# EXCERPTED DATA start

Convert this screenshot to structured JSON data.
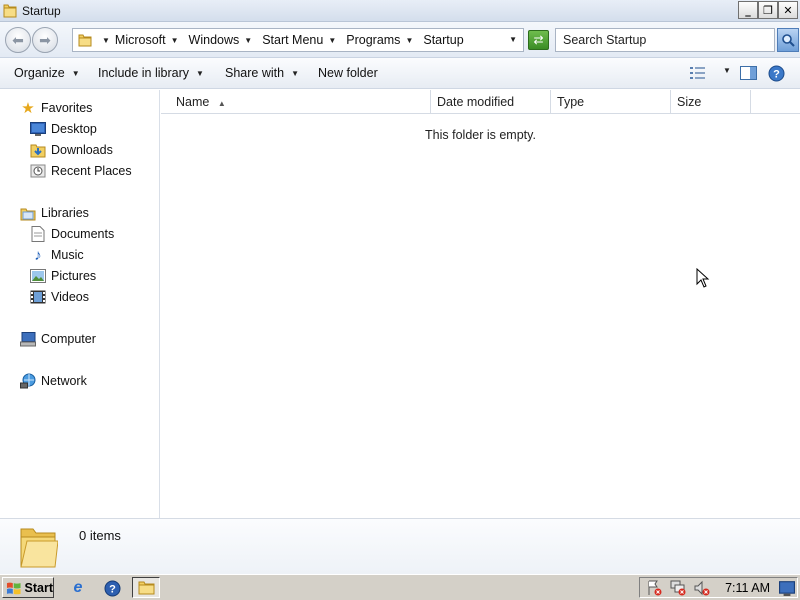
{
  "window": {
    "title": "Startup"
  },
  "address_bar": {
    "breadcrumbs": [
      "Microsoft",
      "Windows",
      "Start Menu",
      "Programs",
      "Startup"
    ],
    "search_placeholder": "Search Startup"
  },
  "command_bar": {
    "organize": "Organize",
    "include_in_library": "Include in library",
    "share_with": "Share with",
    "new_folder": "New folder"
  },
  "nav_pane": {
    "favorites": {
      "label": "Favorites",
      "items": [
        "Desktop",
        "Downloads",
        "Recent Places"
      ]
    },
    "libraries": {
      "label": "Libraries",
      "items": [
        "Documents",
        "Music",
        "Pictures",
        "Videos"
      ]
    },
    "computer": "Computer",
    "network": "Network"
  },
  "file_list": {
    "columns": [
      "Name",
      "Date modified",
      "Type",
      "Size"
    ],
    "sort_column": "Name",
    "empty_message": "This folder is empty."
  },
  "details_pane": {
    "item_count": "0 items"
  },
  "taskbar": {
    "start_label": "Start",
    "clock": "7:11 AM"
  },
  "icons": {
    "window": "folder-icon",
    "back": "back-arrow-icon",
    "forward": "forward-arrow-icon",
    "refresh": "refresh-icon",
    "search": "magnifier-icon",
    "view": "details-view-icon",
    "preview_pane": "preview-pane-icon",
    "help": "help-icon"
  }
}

# EXCERPTED DATA end
# EXCERPTED DATA start

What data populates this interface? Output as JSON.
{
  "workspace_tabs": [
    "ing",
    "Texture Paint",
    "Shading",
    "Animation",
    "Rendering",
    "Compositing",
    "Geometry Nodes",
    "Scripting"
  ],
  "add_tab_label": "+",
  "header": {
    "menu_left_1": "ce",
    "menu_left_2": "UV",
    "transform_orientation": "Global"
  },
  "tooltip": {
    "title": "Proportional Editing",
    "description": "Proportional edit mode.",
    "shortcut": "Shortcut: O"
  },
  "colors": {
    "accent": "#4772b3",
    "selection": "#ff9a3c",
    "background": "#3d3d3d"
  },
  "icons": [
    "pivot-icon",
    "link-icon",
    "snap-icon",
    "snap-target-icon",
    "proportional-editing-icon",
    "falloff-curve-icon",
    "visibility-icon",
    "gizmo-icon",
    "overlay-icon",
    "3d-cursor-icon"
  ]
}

# EXCERPTED DATA end

--- WHAT IS BEING ASKED ---
Say how many lines in the records hold "folder", with the number as the whole reply.

--- TASK SOLUTION ---
3